(WHAT YOU NEED TO DO):
Count every line that includes the string "Place" in the entries that follow. Nothing besides the number is needed.

┄┄┄┄┄┄┄┄┄┄

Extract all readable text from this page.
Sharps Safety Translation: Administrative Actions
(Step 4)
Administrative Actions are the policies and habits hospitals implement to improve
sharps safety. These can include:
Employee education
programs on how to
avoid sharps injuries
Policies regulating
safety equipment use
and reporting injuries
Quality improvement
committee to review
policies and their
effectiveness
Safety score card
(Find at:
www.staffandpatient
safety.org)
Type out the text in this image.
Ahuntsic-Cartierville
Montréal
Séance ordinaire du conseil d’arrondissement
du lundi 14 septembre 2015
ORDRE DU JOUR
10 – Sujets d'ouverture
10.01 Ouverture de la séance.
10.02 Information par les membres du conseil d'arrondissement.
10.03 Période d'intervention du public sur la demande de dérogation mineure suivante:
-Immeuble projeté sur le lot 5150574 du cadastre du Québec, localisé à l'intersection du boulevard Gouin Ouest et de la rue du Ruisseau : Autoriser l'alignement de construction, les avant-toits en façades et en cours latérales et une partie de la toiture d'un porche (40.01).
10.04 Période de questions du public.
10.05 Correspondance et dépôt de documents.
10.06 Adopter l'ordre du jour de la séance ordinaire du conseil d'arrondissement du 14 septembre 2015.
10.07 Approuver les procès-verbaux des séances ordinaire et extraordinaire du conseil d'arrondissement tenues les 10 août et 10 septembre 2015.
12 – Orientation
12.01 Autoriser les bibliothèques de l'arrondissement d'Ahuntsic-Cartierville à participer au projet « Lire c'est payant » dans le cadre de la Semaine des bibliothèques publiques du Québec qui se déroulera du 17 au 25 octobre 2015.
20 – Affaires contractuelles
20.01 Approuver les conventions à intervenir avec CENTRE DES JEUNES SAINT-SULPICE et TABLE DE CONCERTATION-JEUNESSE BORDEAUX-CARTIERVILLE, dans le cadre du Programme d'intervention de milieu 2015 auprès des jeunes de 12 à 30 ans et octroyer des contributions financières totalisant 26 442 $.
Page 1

┄┄┄┄┄┄┄┄┄┄

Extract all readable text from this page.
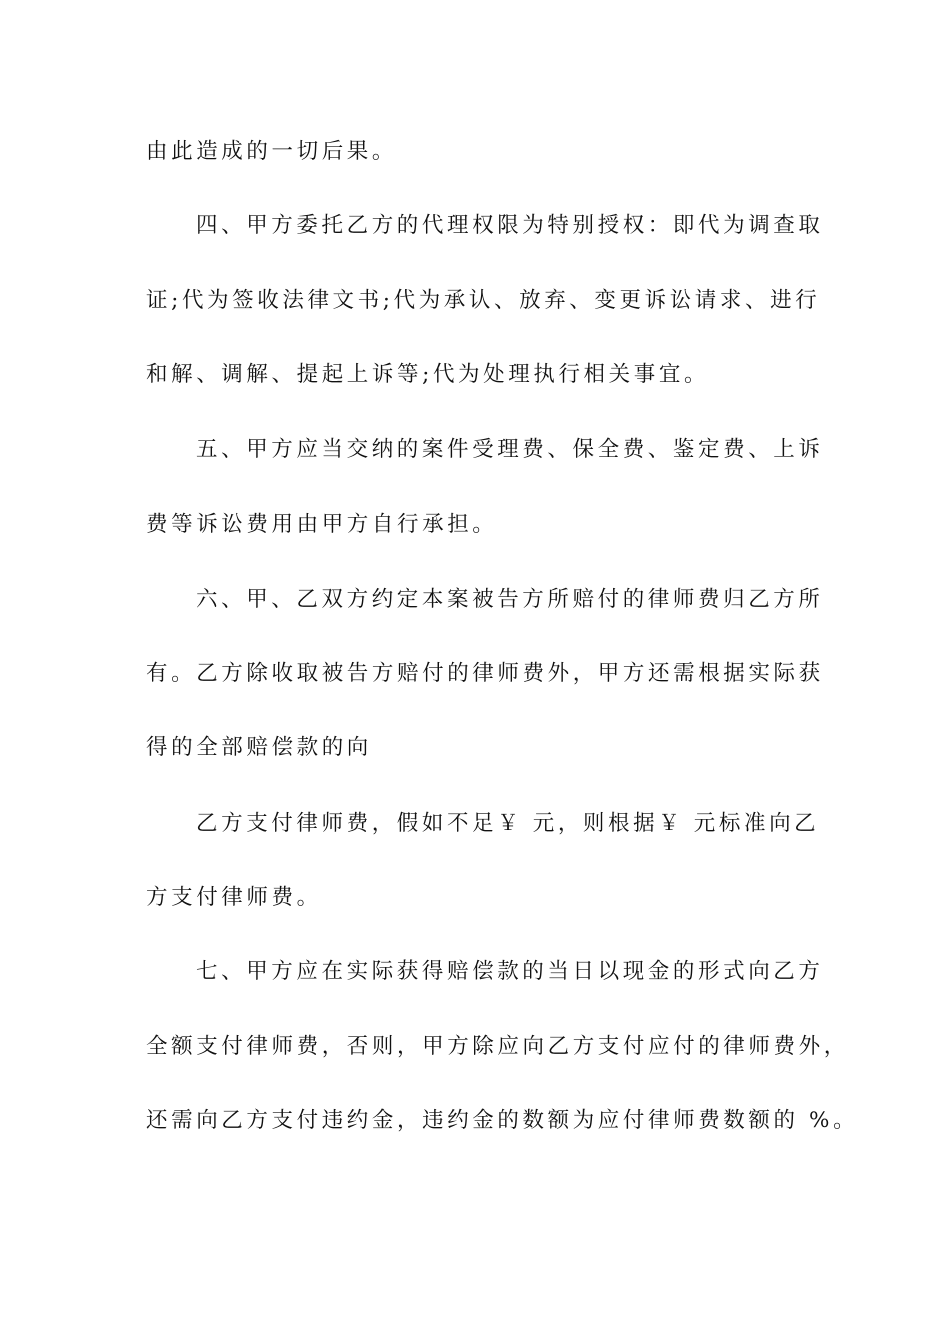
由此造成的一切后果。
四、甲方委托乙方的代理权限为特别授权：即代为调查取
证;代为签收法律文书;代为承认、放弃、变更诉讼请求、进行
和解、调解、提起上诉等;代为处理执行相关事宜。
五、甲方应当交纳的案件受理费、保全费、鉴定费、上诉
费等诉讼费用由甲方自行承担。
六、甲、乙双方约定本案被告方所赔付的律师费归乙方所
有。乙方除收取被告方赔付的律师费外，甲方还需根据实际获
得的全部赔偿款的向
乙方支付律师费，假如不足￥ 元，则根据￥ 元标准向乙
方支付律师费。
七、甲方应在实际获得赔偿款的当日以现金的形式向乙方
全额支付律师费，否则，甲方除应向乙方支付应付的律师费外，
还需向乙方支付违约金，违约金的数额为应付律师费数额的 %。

┄┄┄┄┄┄┄┄┄┄

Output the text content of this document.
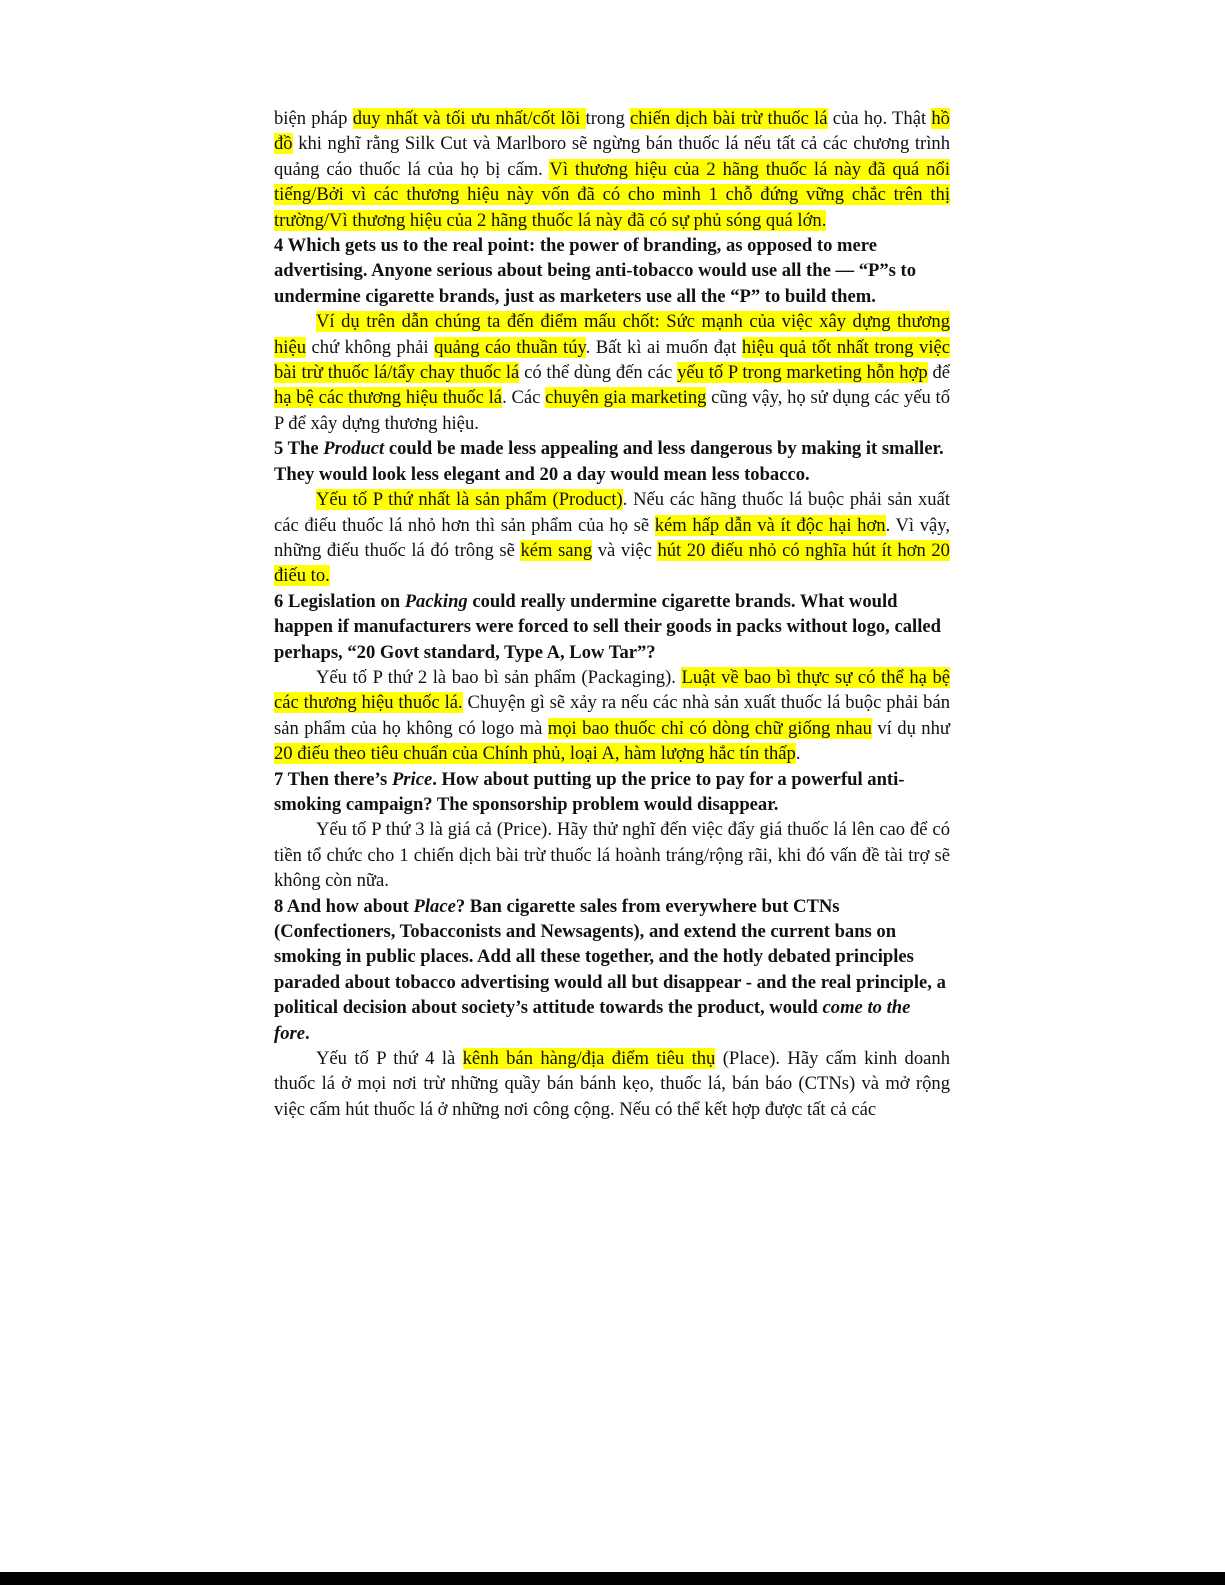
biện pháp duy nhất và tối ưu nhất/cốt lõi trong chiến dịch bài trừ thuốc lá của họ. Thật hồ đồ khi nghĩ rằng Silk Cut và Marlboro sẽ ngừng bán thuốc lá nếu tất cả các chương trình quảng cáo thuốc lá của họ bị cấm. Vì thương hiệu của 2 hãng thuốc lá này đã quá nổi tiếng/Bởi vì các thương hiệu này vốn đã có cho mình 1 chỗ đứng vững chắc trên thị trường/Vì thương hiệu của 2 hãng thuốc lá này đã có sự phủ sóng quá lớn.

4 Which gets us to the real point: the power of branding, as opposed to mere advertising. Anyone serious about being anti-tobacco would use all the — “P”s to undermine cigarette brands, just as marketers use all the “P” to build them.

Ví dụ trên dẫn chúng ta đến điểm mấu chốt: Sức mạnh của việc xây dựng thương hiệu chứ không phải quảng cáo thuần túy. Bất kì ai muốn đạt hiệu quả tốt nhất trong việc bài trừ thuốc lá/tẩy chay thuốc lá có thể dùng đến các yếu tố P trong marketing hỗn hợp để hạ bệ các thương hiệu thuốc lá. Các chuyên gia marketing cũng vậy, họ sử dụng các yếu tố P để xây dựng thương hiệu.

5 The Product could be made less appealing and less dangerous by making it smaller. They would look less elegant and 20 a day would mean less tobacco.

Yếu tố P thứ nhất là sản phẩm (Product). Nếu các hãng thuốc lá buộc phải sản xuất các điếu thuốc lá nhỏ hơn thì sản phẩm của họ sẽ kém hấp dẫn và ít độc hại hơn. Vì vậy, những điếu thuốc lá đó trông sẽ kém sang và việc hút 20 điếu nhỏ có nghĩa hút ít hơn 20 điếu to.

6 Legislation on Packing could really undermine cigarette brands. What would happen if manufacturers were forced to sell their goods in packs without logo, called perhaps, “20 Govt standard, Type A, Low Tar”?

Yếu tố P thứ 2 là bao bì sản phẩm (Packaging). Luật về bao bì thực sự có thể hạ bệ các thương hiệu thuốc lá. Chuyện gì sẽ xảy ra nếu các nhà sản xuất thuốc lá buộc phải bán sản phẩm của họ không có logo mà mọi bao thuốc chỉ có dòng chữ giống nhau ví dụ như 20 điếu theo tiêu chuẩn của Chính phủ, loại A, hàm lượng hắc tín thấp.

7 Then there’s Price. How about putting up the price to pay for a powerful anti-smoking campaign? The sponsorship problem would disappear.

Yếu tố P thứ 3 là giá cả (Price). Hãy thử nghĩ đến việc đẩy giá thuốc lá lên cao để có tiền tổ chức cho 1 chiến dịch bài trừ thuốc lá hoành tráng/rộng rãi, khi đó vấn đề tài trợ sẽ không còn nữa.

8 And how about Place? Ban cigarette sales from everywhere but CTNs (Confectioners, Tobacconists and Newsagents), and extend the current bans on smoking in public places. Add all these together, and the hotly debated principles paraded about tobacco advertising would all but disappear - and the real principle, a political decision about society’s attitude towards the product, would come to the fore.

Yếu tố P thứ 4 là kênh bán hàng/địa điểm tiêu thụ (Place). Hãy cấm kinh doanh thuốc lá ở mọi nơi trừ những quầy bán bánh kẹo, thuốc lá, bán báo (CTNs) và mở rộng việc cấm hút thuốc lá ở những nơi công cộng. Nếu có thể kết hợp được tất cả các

┄┄┄┄┄┄┄┄┄┄

(RESULT OF THIS EXERCISE):
2